:: Data shown

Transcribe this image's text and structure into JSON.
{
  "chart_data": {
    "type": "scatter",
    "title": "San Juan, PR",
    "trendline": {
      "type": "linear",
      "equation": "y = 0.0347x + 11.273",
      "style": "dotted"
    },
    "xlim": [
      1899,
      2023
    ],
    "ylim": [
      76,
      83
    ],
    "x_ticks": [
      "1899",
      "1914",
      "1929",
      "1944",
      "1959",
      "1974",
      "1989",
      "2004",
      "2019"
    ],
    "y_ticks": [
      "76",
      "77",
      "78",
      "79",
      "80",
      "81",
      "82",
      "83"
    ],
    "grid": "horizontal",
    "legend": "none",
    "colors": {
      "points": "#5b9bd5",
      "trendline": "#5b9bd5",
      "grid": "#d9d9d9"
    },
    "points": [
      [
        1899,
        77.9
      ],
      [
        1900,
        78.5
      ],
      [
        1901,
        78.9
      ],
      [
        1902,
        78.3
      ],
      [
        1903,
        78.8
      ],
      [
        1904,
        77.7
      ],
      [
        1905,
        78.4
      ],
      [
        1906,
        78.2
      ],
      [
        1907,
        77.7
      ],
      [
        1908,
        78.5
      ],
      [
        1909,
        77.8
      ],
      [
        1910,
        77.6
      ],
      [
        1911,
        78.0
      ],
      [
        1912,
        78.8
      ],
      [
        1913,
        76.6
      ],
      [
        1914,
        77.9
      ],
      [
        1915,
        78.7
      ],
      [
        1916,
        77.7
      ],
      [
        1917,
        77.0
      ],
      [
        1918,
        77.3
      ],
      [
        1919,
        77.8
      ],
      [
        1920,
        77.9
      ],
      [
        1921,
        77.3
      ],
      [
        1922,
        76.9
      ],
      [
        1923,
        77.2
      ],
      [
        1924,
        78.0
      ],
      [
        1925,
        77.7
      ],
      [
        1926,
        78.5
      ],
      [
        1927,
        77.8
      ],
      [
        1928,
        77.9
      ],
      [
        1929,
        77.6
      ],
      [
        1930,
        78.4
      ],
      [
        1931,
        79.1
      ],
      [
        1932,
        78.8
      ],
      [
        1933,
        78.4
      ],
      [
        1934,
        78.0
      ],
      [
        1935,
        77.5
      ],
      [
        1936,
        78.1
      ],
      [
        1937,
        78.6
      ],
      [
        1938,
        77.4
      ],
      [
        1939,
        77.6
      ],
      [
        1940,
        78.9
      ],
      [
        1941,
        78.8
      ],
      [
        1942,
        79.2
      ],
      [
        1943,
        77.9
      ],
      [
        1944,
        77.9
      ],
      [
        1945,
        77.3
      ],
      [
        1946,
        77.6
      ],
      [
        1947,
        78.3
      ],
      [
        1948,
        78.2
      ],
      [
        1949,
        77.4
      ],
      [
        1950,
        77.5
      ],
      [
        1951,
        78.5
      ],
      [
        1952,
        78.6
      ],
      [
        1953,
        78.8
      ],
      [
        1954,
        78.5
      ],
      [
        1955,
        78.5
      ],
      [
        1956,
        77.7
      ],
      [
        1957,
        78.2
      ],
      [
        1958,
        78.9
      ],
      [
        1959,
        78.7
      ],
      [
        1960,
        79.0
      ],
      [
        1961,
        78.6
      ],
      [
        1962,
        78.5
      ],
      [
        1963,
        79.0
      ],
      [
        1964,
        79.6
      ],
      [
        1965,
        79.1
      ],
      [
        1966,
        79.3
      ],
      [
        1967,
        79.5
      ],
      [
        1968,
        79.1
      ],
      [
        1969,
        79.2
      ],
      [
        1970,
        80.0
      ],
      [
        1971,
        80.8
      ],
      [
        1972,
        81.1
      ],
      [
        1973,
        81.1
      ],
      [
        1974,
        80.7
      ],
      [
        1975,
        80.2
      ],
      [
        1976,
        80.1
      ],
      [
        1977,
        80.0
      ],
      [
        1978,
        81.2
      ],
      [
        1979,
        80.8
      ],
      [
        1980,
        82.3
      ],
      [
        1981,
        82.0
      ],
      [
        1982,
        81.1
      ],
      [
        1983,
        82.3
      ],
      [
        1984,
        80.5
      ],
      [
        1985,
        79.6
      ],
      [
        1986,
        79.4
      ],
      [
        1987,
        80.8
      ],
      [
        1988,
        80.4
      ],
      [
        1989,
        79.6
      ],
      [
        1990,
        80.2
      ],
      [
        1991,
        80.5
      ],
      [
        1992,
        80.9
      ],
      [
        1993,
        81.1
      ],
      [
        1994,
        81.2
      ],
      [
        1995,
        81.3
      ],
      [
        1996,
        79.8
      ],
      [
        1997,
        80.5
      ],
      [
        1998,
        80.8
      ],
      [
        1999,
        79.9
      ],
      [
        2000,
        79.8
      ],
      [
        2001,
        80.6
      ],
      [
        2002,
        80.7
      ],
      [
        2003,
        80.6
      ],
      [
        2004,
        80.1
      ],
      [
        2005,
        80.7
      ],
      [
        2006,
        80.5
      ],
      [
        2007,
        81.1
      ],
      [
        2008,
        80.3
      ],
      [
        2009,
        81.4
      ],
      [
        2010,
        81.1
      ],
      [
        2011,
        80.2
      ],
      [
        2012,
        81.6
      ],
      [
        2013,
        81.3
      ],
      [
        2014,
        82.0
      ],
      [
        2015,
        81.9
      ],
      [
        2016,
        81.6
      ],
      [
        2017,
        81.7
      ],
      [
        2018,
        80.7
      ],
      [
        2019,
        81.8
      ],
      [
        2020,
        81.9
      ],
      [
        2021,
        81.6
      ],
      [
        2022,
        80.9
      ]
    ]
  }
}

::::

■ Exercise prompt ■
What do the records say? Quote them all exactly.

■ Exercise answer ■
Transcribe this image's text and structure into JSON.
{
  "chart_data": {
    "type": "scatter",
    "title": "San Juan, PR",
    "trendline": {
      "type": "linear",
      "equation": "y = 0.0347x + 11.273",
      "style": "dotted"
    },
    "xlim": [
      1899,
      2023
    ],
    "ylim": [
      76,
      83
    ],
    "x_ticks": [
      "1899",
      "1914",
      "1929",
      "1944",
      "1959",
      "1974",
      "1989",
      "2004",
      "2019"
    ],
    "y_ticks": [
      "76",
      "77",
      "78",
      "79",
      "80",
      "81",
      "82",
      "83"
    ],
    "grid": "horizontal",
    "legend": "none",
    "colors": {
      "points": "#5b9bd5",
      "trendline": "#5b9bd5",
      "grid": "#d9d9d9"
    },
    "points": [
      [
        1899,
        77.9
      ],
      [
        1900,
        78.5
      ],
      [
        1901,
        78.9
      ],
      [
        1902,
        78.3
      ],
      [
        1903,
        78.8
      ],
      [
        1904,
        77.7
      ],
      [
        1905,
        78.4
      ],
      [
        1906,
        78.2
      ],
      [
        1907,
        77.7
      ],
      [
        1908,
        78.5
      ],
      [
        1909,
        77.8
      ],
      [
        1910,
        77.6
      ],
      [
        1911,
        78.0
      ],
      [
        1912,
        78.8
      ],
      [
        1913,
        76.6
      ],
      [
        1914,
        77.9
      ],
      [
        1915,
        78.7
      ],
      [
        1916,
        77.7
      ],
      [
        1917,
        77.0
      ],
      [
        1918,
        77.3
      ],
      [
        1919,
        77.8
      ],
      [
        1920,
        77.9
      ],
      [
        1921,
        77.3
      ],
      [
        1922,
        76.9
      ],
      [
        1923,
        77.2
      ],
      [
        1924,
        78.0
      ],
      [
        1925,
        77.7
      ],
      [
        1926,
        78.5
      ],
      [
        1927,
        77.8
      ],
      [
        1928,
        77.9
      ],
      [
        1929,
        77.6
      ],
      [
        1930,
        78.4
      ],
      [
        1931,
        79.1
      ],
      [
        1932,
        78.8
      ],
      [
        1933,
        78.4
      ],
      [
        1934,
        78.0
      ],
      [
        1935,
        77.5
      ],
      [
        1936,
        78.1
      ],
      [
        1937,
        78.6
      ],
      [
        1938,
        77.4
      ],
      [
        1939,
        77.6
      ],
      [
        1940,
        78.9
      ],
      [
        1941,
        78.8
      ],
      [
        1942,
        79.2
      ],
      [
        1943,
        77.9
      ],
      [
        1944,
        77.9
      ],
      [
        1945,
        77.3
      ],
      [
        1946,
        77.6
      ],
      [
        1947,
        78.3
      ],
      [
        1948,
        78.2
      ],
      [
        1949,
        77.4
      ],
      [
        1950,
        77.5
      ],
      [
        1951,
        78.5
      ],
      [
        1952,
        78.6
      ],
      [
        1953,
        78.8
      ],
      [
        1954,
        78.5
      ],
      [
        1955,
        78.5
      ],
      [
        1956,
        77.7
      ],
      [
        1957,
        78.2
      ],
      [
        1958,
        78.9
      ],
      [
        1959,
        78.7
      ],
      [
        1960,
        79.0
      ],
      [
        1961,
        78.6
      ],
      [
        1962,
        78.5
      ],
      [
        1963,
        79.0
      ],
      [
        1964,
        79.6
      ],
      [
        1965,
        79.1
      ],
      [
        1966,
        79.3
      ],
      [
        1967,
        79.5
      ],
      [
        1968,
        79.1
      ],
      [
        1969,
        79.2
      ],
      [
        1970,
        80.0
      ],
      [
        1971,
        80.8
      ],
      [
        1972,
        81.1
      ],
      [
        1973,
        81.1
      ],
      [
        1974,
        80.7
      ],
      [
        1975,
        80.2
      ],
      [
        1976,
        80.1
      ],
      [
        1977,
        80.0
      ],
      [
        1978,
        81.2
      ],
      [
        1979,
        80.8
      ],
      [
        1980,
        82.3
      ],
      [
        1981,
        82.0
      ],
      [
        1982,
        81.1
      ],
      [
        1983,
        82.3
      ],
      [
        1984,
        80.5
      ],
      [
        1985,
        79.6
      ],
      [
        1986,
        79.4
      ],
      [
        1987,
        80.8
      ],
      [
        1988,
        80.4
      ],
      [
        1989,
        79.6
      ],
      [
        1990,
        80.2
      ],
      [
        1991,
        80.5
      ],
      [
        1992,
        80.9
      ],
      [
        1993,
        81.1
      ],
      [
        1994,
        81.2
      ],
      [
        1995,
        81.3
      ],
      [
        1996,
        79.8
      ],
      [
        1997,
        80.5
      ],
      [
        1998,
        80.8
      ],
      [
        1999,
        79.9
      ],
      [
        2000,
        79.8
      ],
      [
        2001,
        80.6
      ],
      [
        2002,
        80.7
      ],
      [
        2003,
        80.6
      ],
      [
        2004,
        80.1
      ],
      [
        2005,
        80.7
      ],
      [
        2006,
        80.5
      ],
      [
        2007,
        81.1
      ],
      [
        2008,
        80.3
      ],
      [
        2009,
        81.4
      ],
      [
        2010,
        81.1
      ],
      [
        2011,
        80.2
      ],
      [
        2012,
        81.6
      ],
      [
        2013,
        81.3
      ],
      [
        2014,
        82.0
      ],
      [
        2015,
        81.9
      ],
      [
        2016,
        81.6
      ],
      [
        2017,
        81.7
      ],
      [
        2018,
        80.7
      ],
      [
        2019,
        81.8
      ],
      [
        2020,
        81.9
      ],
      [
        2021,
        81.6
      ],
      [
        2022,
        80.9
      ]
    ]
  }
}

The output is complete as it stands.